What you are asked to do
Copy out all lines of the records in which the word "screenshot" appears.

Material supplied
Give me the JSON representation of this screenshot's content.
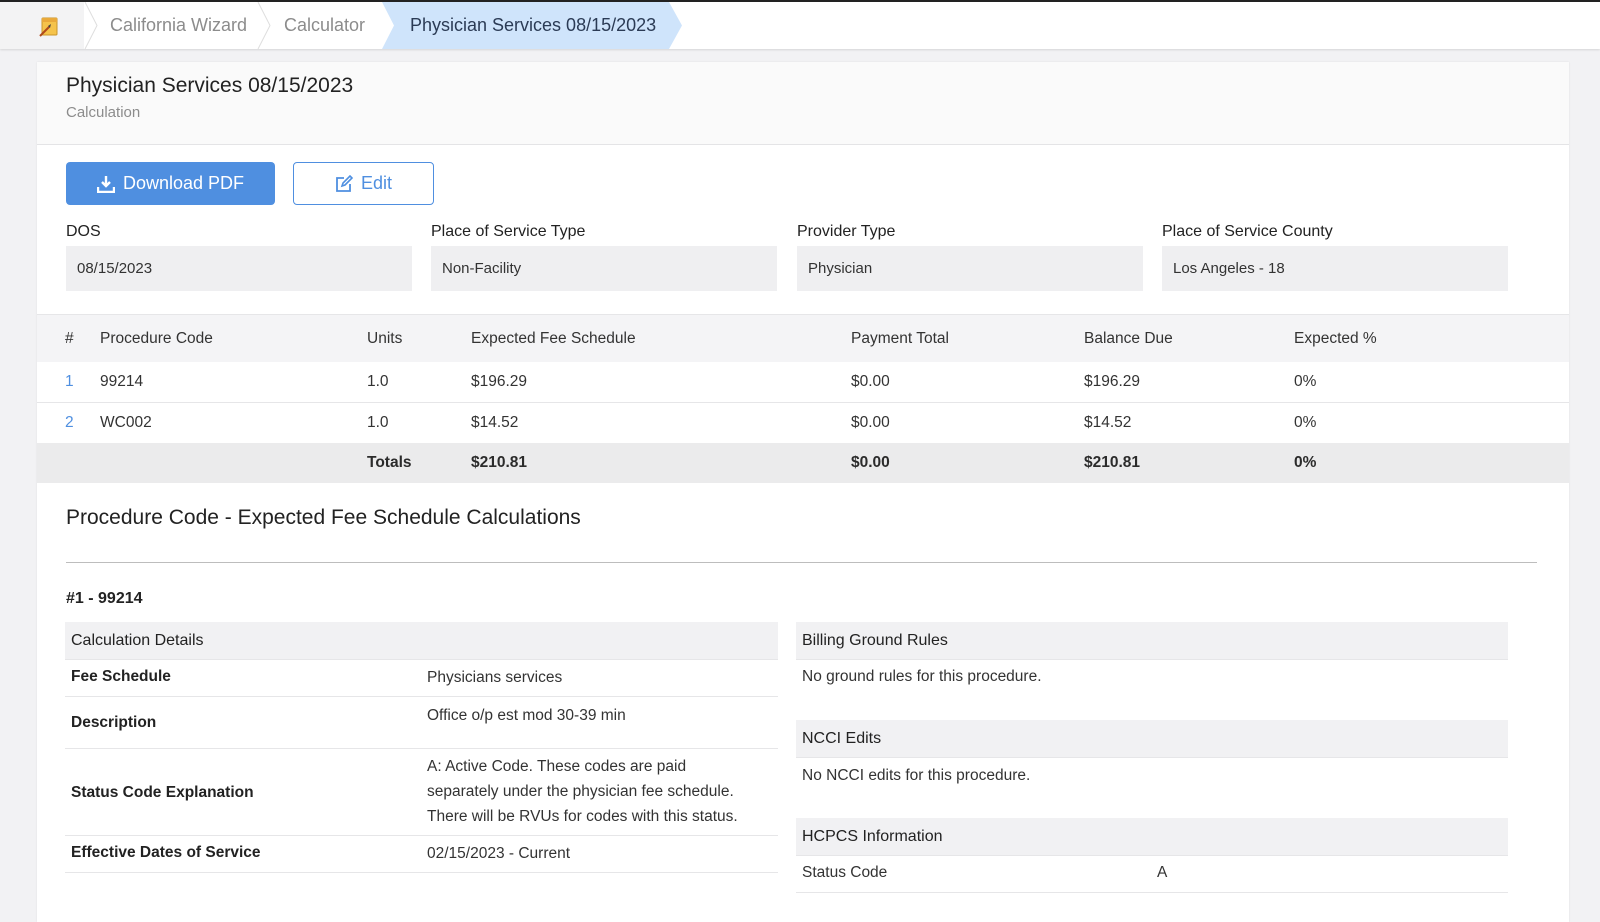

---

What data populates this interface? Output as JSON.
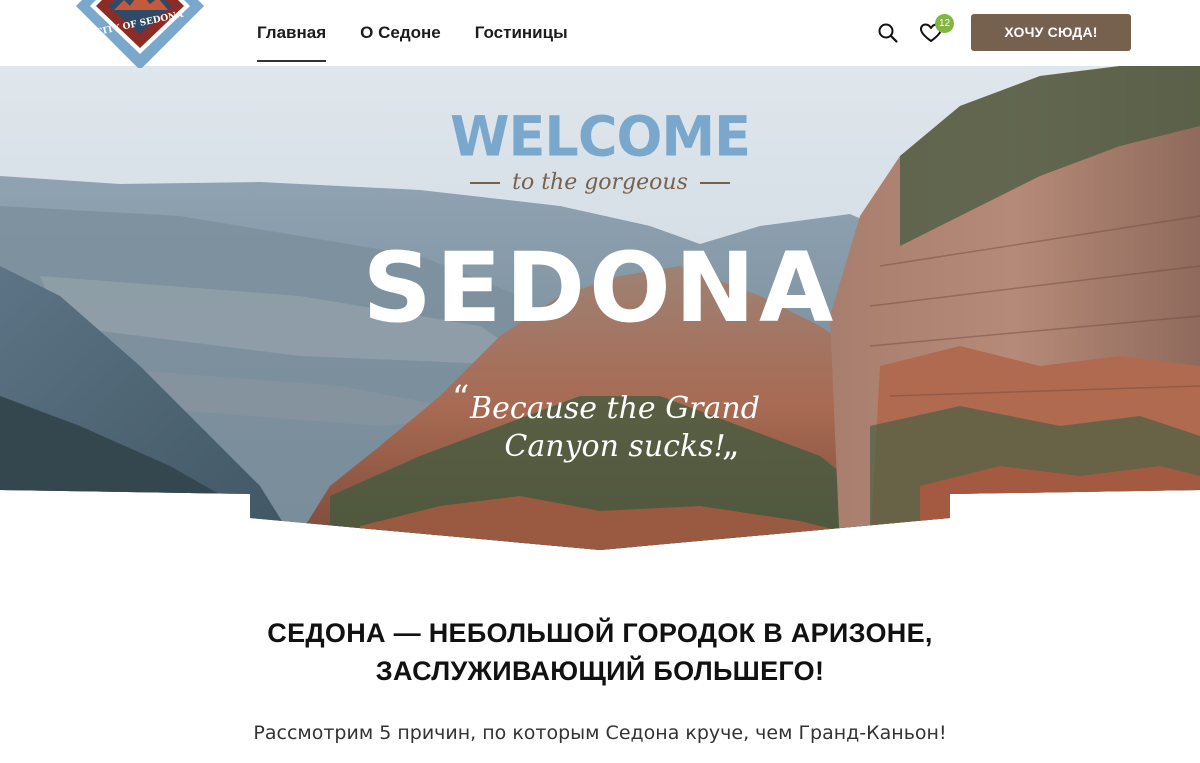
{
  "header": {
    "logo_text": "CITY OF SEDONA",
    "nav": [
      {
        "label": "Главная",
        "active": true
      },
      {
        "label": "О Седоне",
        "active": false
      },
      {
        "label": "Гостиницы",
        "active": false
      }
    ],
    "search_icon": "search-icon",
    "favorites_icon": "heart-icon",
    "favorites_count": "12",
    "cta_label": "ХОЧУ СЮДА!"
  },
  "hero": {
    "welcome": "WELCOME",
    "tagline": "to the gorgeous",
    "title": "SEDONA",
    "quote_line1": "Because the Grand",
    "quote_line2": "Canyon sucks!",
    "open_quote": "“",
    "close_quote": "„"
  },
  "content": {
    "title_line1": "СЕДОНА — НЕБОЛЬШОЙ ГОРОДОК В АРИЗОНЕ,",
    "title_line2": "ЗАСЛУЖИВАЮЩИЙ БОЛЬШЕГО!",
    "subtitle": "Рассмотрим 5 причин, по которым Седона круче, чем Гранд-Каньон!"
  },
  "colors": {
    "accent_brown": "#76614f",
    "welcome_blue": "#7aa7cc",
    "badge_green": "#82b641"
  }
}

* * *

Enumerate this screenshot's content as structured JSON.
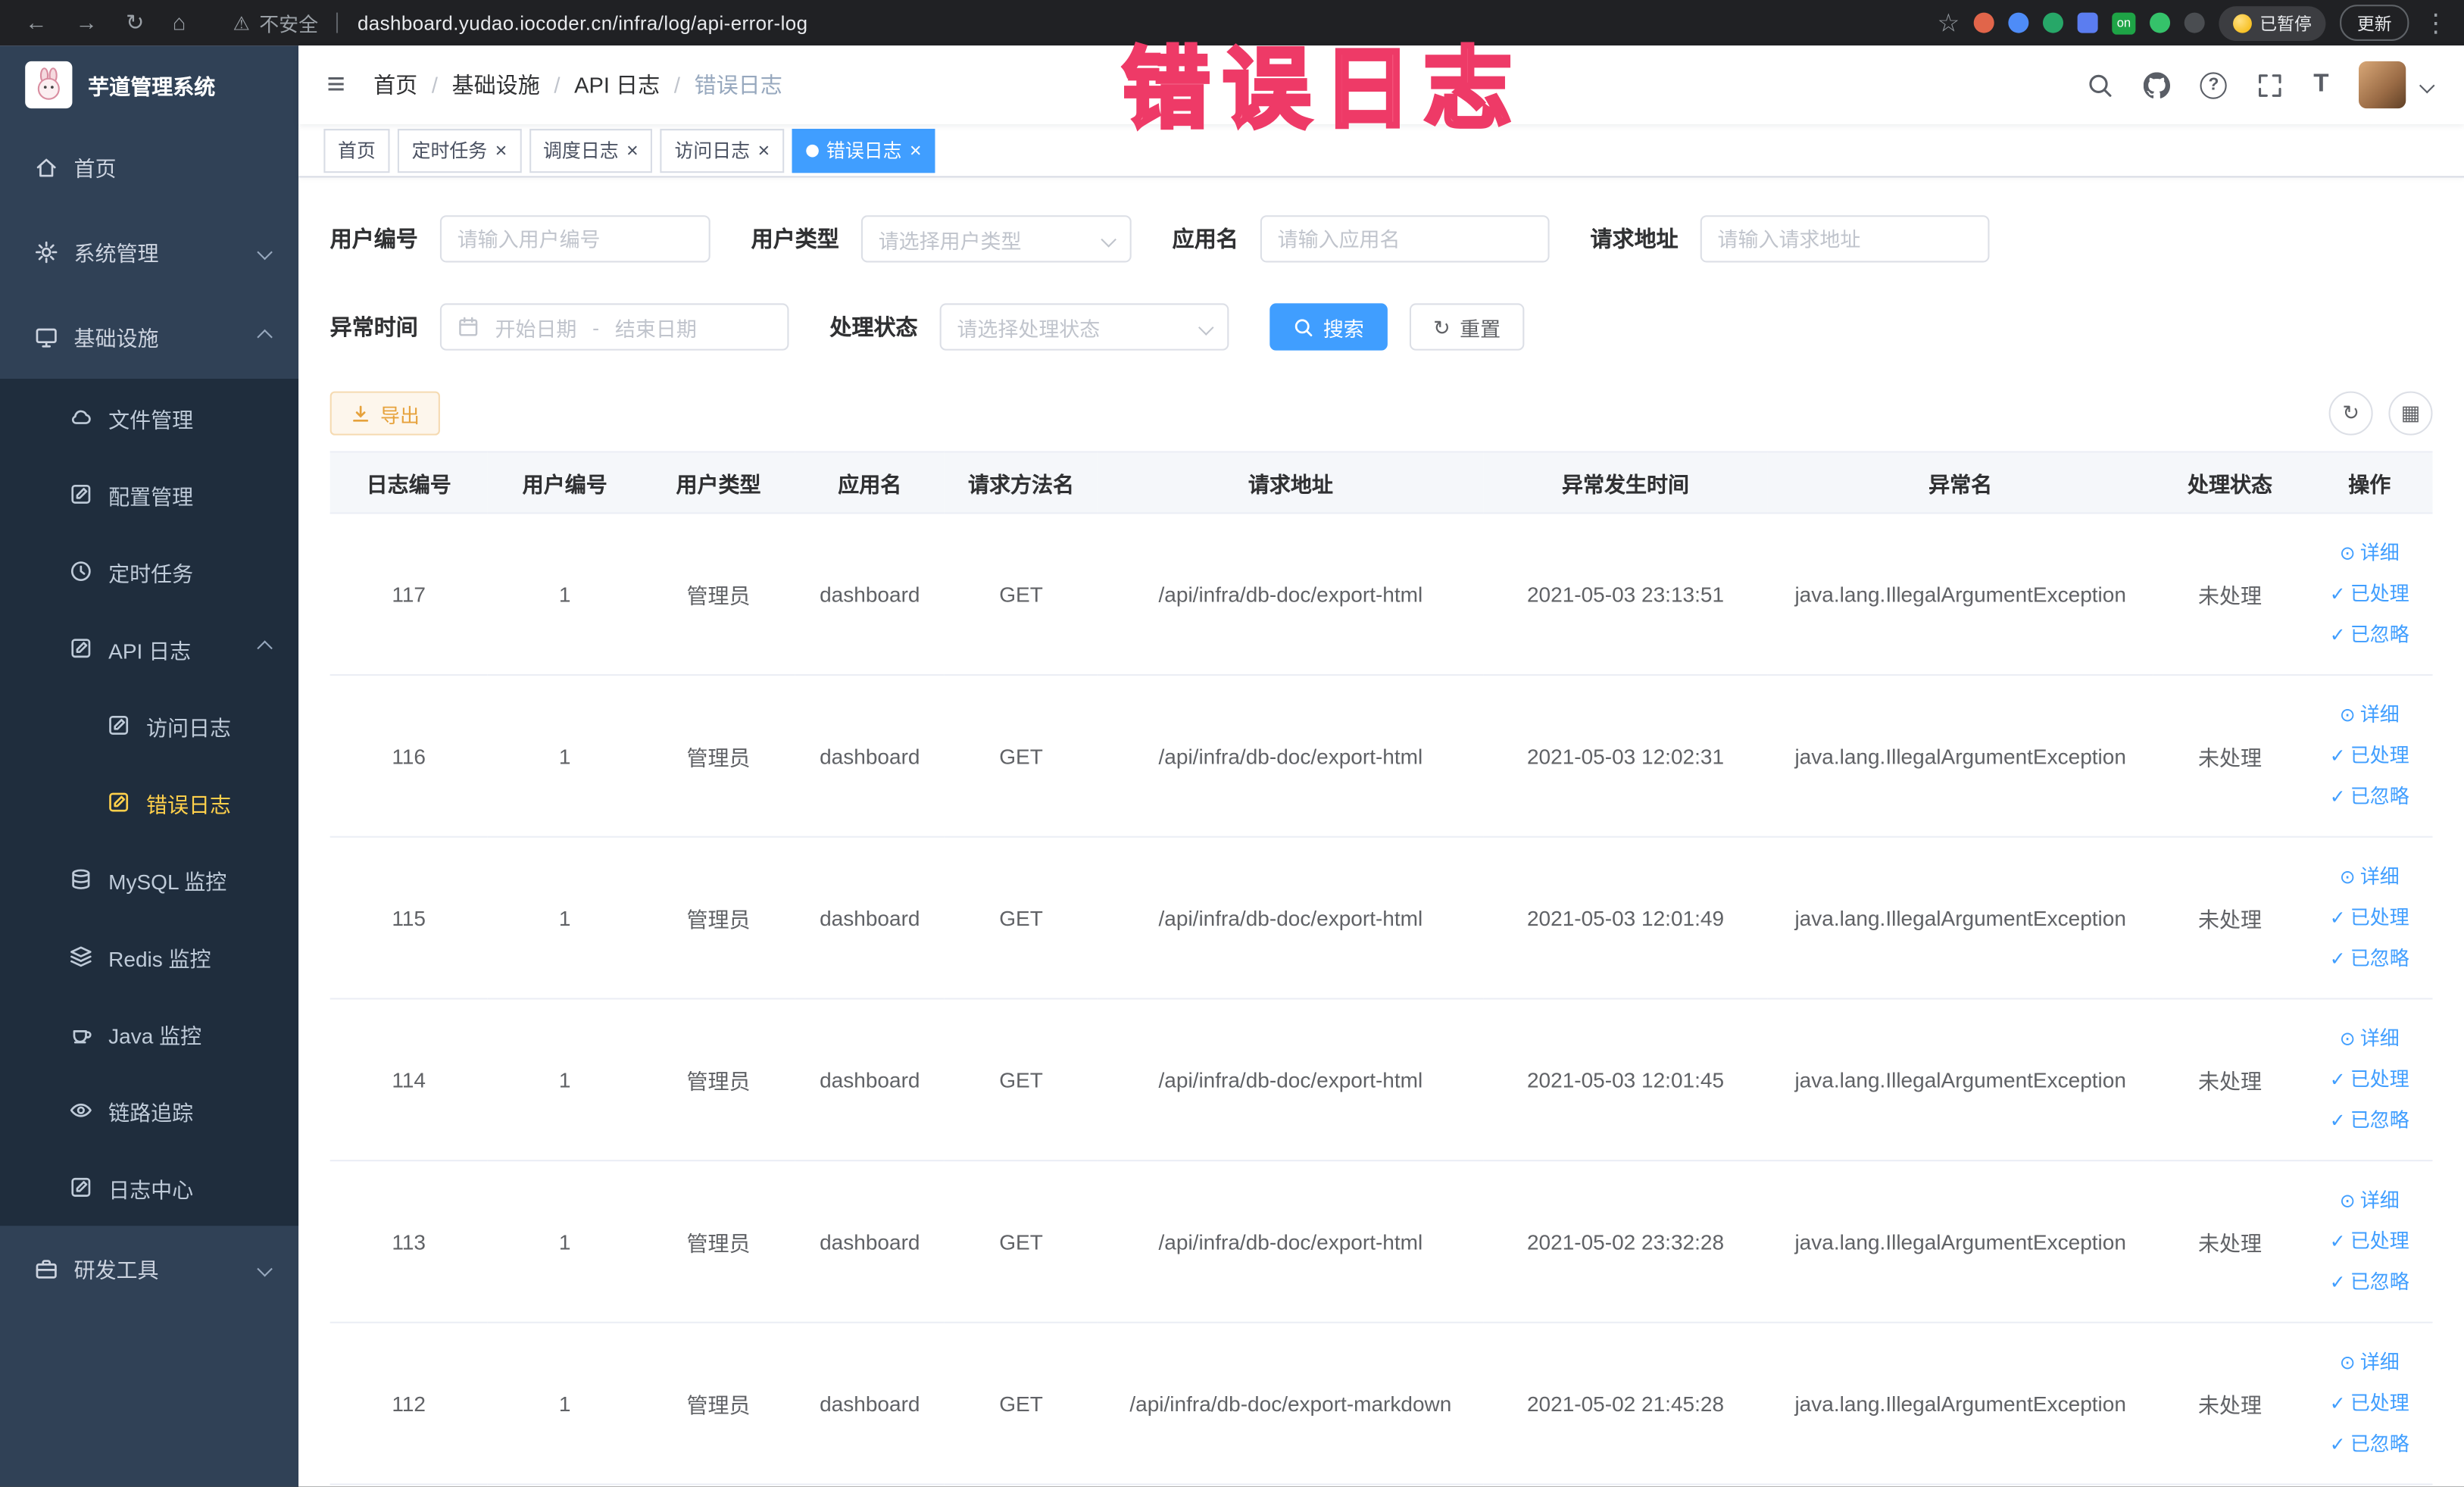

Task response
Give me the JSON representation of this screenshot's content.
Enumerate this screenshot's content as structured JSON.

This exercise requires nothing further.